■ **Written request**: Separate out the lines that hold "христіанъ".

[Data records]

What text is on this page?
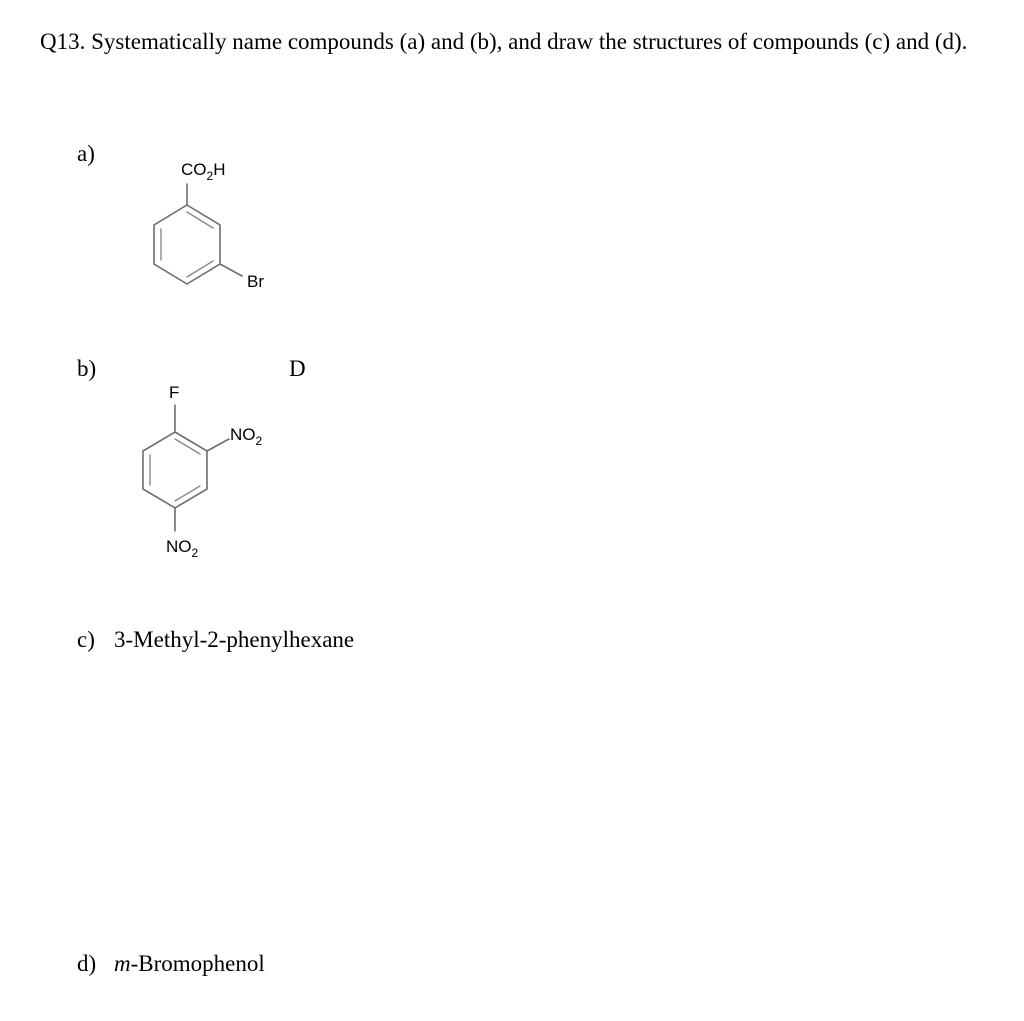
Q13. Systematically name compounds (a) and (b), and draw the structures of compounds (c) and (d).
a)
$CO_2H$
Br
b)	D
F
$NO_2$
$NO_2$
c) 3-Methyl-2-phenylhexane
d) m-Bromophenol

--

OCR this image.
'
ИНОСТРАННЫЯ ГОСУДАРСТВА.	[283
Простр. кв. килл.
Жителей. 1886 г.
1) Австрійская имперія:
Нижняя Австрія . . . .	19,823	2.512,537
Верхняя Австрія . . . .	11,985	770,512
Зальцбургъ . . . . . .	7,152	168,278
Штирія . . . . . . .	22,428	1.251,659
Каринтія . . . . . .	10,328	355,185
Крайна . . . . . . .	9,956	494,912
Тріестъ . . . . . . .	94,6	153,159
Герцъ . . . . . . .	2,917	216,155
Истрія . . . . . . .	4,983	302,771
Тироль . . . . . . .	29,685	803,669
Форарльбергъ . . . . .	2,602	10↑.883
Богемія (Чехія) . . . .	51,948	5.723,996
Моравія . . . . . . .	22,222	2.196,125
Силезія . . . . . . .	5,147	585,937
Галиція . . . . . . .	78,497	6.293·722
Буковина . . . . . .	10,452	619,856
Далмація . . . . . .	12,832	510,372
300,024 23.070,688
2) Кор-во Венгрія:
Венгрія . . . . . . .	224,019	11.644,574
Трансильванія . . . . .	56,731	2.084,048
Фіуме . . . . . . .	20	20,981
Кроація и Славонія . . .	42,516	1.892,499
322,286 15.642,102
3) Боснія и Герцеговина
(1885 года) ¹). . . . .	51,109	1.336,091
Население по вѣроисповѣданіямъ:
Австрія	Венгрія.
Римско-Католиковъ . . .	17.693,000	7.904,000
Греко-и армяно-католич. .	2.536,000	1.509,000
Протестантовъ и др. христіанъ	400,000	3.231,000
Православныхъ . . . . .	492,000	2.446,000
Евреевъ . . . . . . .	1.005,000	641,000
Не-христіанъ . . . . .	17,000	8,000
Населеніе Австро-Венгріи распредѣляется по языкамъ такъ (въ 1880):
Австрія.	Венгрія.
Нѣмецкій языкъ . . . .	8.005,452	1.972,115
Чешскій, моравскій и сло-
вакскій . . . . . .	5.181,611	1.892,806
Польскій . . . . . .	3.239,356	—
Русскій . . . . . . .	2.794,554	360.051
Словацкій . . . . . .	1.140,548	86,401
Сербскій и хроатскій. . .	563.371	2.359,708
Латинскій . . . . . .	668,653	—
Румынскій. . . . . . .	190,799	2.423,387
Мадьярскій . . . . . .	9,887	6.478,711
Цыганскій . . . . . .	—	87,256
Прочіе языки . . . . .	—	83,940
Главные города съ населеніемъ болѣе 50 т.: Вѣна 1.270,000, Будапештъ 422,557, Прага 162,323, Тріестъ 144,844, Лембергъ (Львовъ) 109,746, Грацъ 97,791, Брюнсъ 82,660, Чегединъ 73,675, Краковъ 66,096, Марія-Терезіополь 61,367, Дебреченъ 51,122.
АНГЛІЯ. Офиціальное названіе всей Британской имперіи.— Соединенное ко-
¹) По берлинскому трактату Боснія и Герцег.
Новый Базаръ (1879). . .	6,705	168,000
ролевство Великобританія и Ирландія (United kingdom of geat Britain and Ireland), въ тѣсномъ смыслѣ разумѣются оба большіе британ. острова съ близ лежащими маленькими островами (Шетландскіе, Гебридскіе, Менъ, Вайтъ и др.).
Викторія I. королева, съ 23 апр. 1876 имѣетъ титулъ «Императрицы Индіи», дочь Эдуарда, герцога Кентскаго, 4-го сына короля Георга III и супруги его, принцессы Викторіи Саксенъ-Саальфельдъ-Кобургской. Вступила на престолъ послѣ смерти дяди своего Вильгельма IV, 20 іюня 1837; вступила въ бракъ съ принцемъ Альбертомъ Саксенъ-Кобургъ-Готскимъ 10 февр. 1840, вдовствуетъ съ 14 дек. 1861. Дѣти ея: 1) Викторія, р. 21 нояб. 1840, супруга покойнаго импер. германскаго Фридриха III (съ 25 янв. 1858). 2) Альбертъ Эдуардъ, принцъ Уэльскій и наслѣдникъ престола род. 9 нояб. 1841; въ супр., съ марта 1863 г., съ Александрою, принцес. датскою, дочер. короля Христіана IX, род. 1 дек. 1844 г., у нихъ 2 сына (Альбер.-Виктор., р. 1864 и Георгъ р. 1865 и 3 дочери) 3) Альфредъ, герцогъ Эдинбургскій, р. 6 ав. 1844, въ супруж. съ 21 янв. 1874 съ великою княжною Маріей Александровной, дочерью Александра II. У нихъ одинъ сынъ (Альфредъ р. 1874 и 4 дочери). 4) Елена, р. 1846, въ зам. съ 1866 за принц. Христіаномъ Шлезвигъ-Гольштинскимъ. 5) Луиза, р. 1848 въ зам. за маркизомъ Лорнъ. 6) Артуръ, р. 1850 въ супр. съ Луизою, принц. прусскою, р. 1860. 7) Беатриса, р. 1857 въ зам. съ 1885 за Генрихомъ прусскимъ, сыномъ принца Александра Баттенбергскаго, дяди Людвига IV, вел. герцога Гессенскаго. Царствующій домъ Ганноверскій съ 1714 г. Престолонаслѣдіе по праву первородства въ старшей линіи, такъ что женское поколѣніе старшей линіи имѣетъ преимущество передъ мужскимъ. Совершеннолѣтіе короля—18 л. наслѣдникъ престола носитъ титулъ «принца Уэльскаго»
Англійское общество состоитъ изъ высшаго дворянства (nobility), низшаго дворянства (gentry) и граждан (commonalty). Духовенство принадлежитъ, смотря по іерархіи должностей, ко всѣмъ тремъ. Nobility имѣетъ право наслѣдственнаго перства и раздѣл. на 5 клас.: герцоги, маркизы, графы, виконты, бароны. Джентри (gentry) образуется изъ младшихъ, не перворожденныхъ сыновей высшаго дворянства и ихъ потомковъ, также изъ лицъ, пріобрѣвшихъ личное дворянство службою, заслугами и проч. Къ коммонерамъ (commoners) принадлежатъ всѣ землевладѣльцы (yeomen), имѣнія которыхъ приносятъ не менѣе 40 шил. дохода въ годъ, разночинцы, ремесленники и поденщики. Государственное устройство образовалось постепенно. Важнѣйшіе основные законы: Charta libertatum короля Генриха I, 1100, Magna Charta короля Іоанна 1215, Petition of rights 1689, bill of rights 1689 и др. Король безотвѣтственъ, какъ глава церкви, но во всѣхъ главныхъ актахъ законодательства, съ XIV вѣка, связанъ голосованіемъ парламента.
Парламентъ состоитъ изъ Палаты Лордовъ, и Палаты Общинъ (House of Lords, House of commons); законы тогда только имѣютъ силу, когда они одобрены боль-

--

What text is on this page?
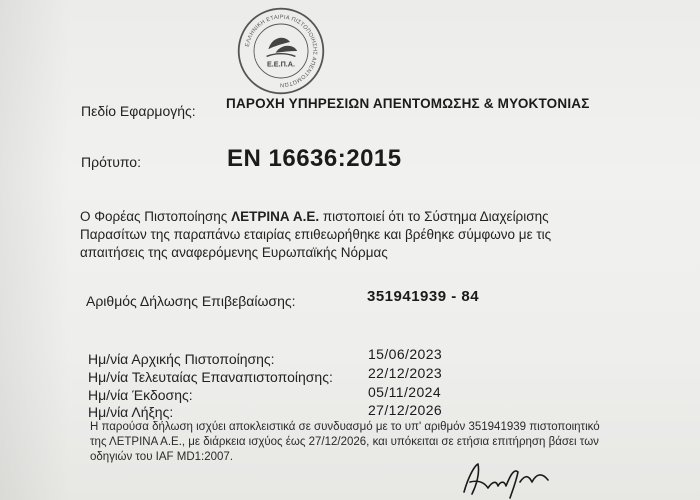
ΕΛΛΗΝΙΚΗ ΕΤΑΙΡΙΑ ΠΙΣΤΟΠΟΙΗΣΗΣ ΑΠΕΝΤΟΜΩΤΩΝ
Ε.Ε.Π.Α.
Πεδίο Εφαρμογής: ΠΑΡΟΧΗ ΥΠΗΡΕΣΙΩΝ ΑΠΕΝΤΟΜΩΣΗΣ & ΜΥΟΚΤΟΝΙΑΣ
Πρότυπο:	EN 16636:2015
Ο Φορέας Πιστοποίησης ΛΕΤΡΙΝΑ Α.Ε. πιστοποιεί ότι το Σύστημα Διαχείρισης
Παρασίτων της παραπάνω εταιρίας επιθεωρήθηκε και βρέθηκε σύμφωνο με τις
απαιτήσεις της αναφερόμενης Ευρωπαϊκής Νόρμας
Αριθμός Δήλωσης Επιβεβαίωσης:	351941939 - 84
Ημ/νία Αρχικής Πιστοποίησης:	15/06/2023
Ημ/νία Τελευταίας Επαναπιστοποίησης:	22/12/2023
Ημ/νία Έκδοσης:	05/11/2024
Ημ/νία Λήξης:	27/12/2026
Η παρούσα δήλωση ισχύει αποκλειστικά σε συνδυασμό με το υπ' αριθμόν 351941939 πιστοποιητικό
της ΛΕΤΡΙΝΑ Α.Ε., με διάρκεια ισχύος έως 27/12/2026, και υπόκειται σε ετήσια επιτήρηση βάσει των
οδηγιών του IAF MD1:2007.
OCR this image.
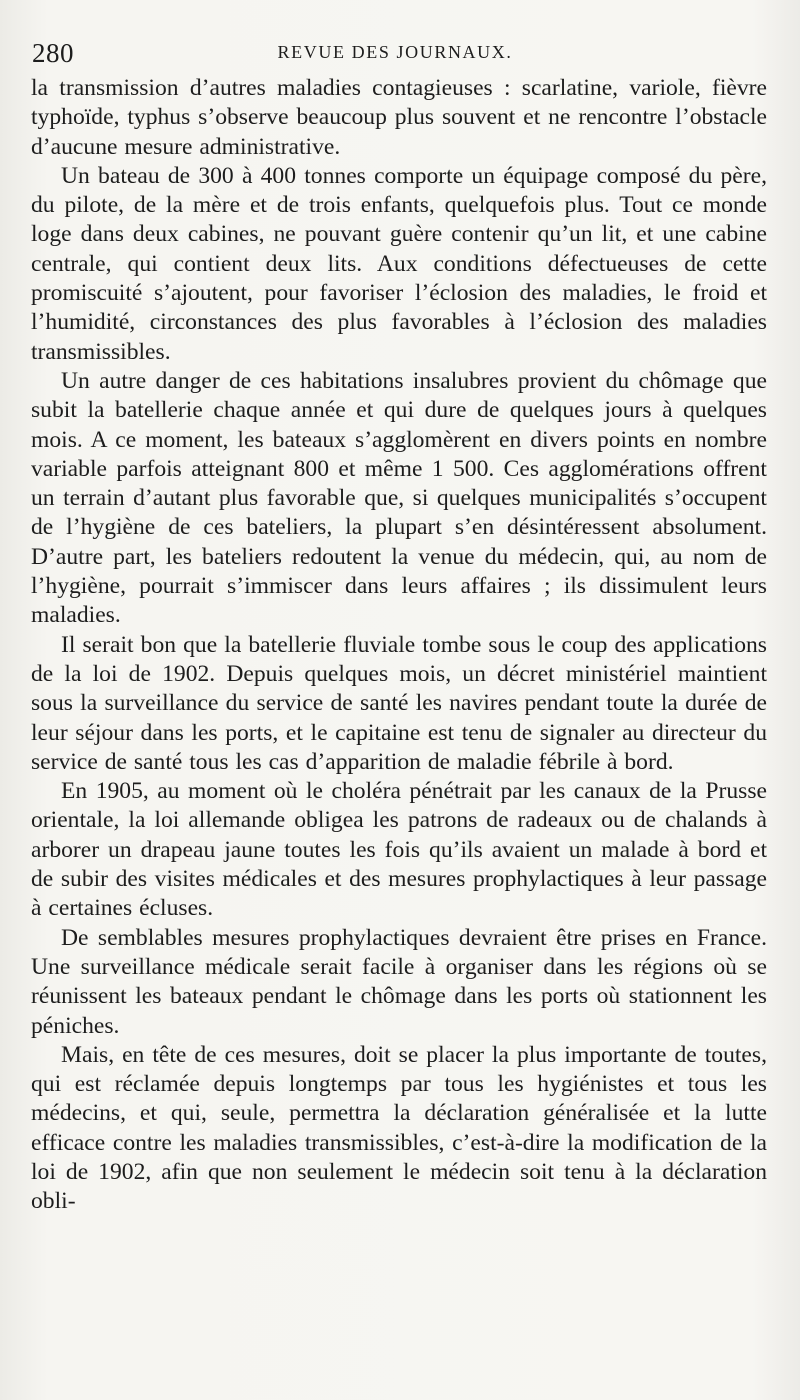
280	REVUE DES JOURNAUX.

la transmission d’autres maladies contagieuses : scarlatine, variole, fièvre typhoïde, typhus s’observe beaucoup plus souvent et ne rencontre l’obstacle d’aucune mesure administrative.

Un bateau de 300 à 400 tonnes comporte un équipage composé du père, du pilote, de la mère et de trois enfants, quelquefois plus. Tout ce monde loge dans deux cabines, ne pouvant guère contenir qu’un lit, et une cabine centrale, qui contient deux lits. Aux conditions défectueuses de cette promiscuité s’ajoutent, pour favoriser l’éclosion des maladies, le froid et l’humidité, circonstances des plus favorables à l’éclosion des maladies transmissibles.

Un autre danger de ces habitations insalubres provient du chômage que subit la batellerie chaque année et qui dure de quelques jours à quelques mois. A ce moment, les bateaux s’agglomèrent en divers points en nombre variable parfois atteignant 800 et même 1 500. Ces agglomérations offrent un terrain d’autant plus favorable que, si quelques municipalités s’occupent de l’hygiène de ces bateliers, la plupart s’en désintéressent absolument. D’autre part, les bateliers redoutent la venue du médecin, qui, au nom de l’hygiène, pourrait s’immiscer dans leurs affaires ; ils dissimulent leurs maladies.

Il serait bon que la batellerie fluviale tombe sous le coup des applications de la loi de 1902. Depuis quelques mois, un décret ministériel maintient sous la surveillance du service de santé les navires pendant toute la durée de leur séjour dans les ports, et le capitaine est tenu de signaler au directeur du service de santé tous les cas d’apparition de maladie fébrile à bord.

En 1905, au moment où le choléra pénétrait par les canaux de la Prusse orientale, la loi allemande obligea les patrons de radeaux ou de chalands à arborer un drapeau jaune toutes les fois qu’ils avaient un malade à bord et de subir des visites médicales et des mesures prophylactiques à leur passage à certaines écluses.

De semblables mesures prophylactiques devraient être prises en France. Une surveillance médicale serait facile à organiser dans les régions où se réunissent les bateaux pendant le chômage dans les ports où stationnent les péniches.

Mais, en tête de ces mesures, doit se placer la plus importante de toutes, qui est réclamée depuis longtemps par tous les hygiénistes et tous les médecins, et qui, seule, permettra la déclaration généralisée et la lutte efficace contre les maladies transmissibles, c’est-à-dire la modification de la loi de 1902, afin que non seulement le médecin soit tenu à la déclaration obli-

■ **Response to the task**:
Протестантовъ и др. христіанъ	400,000	3.231,000
Не-христіанъ . . . . .	17,000	8,000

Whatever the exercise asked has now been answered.